> Directions:
Write every line out verbatim and omit the pictures.

> Data shown:
════════════════════

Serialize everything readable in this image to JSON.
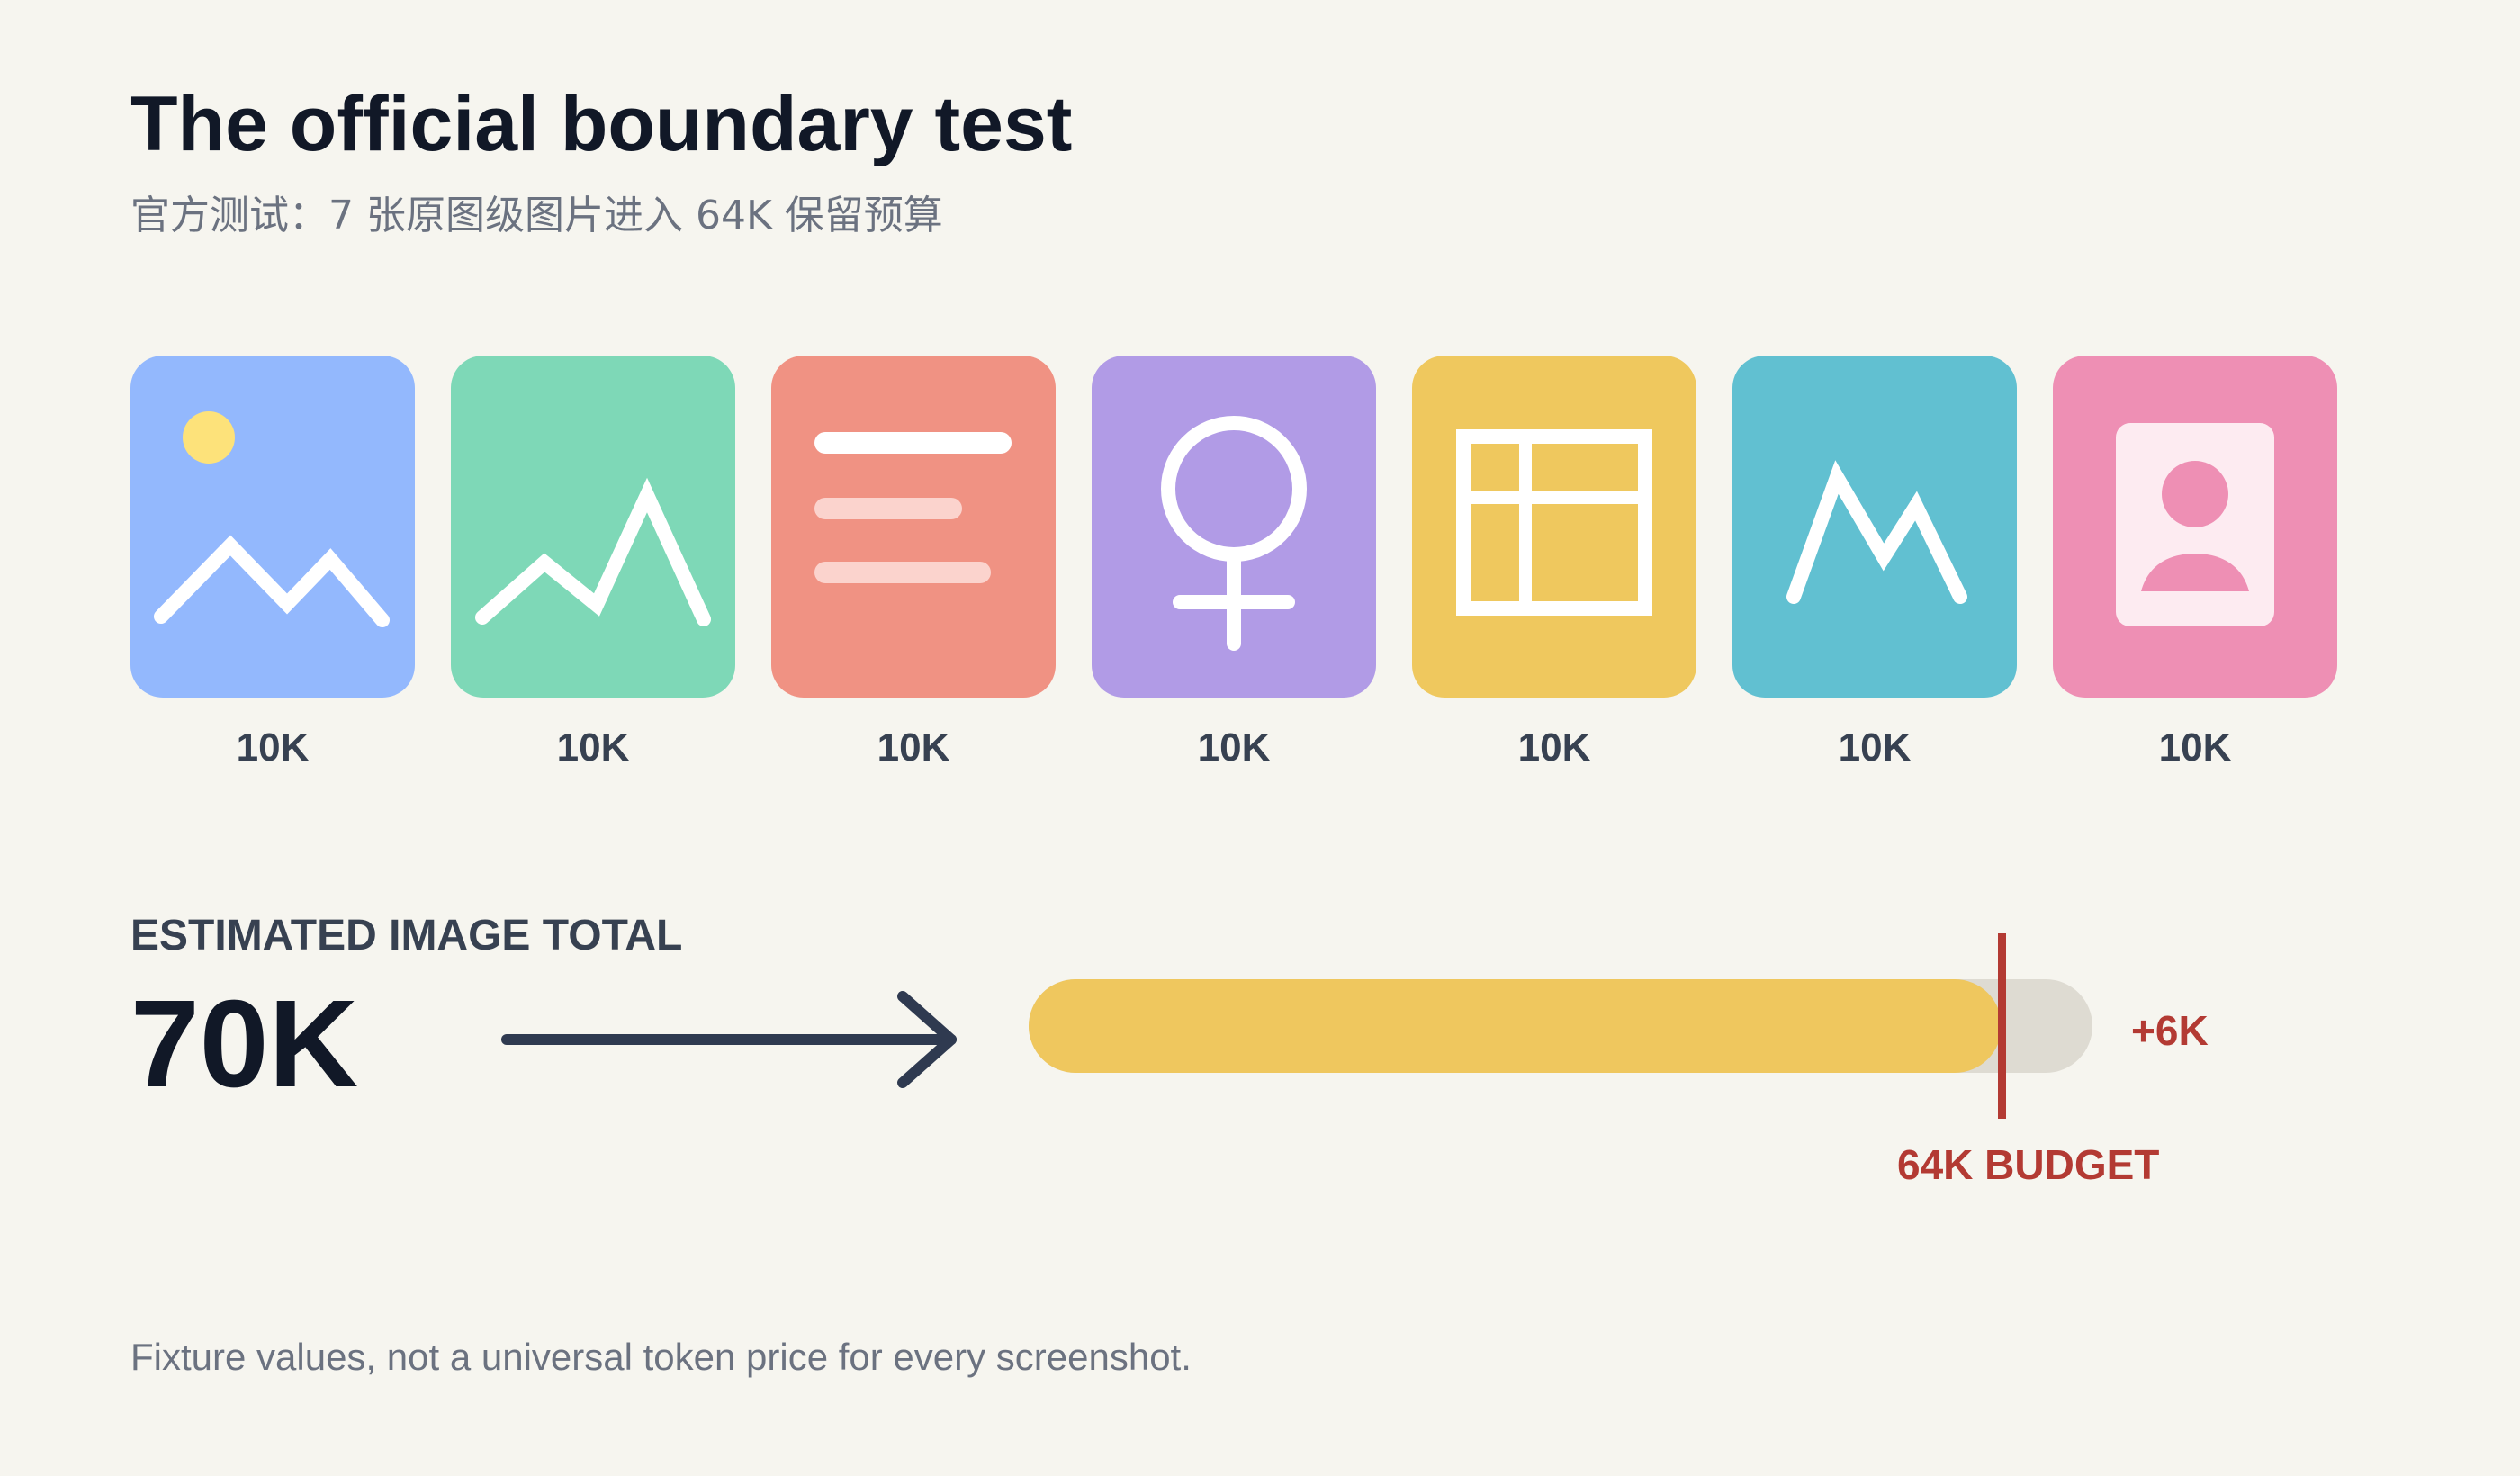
{
  "header": {
    "title": "The official boundary test",
    "subtitle": "官方测试：7 张原图级图片进入 64K 保留预算"
  },
  "tiles": [
    {
      "icon": "landscape-photo-icon",
      "label": "10K",
      "color": "#93b8fd"
    },
    {
      "icon": "line-chart-icon",
      "label": "10K",
      "color": "#7ed8b7"
    },
    {
      "icon": "document-lines-icon",
      "label": "10K",
      "color": "#f09283"
    },
    {
      "icon": "female-symbol-icon",
      "label": "10K",
      "color": "#b19be6"
    },
    {
      "icon": "table-grid-icon",
      "label": "10K",
      "color": "#efc85e"
    },
    {
      "icon": "mountain-peaks-icon",
      "label": "10K",
      "color": "#61c0d1"
    },
    {
      "icon": "portrait-card-icon",
      "label": "10K",
      "color": "#ee8fb4"
    }
  ],
  "summary": {
    "label": "ESTIMATED IMAGE TOTAL",
    "value": "70K",
    "overage": "+6K",
    "budget_label": "64K BUDGET"
  },
  "progress": {
    "total": 70,
    "budget": 64,
    "unit": "K",
    "fill_color": "#efc75e",
    "track_color": "#dedbd2",
    "budget_color": "#b33a33"
  },
  "footnote": "Fixture values, not a universal token price for every screenshot."
}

════════════════════

> Result:
Serialize everything readable in this image to JSON.
{
  "header": {
    "title": "The official boundary test",
    "subtitle": "官方测试：7 张原图级图片进入 64K 保留预算"
  },
  "tiles": [
    {
      "icon": "landscape-photo-icon",
      "label": "10K",
      "color": "#93b8fd"
    },
    {
      "icon": "line-chart-icon",
      "label": "10K",
      "color": "#7ed8b7"
    },
    {
      "icon": "document-lines-icon",
      "label": "10K",
      "color": "#f09283"
    },
    {
      "icon": "female-symbol-icon",
      "label": "10K",
      "color": "#b19be6"
    },
    {
      "icon": "table-grid-icon",
      "label": "10K",
      "color": "#efc85e"
    },
    {
      "icon": "mountain-peaks-icon",
      "label": "10K",
      "color": "#61c0d1"
    },
    {
      "icon": "portrait-card-icon",
      "label": "10K",
      "color": "#ee8fb4"
    }
  ],
  "summary": {
    "label": "ESTIMATED IMAGE TOTAL",
    "value": "70K",
    "overage": "+6K",
    "budget_label": "64K BUDGET"
  },
  "progress": {
    "total": 70,
    "budget": 64,
    "unit": "K",
    "fill_color": "#efc75e",
    "track_color": "#dedbd2",
    "budget_color": "#b33a33"
  },
  "footnote": "Fixture values, not a universal token price for every screenshot."
}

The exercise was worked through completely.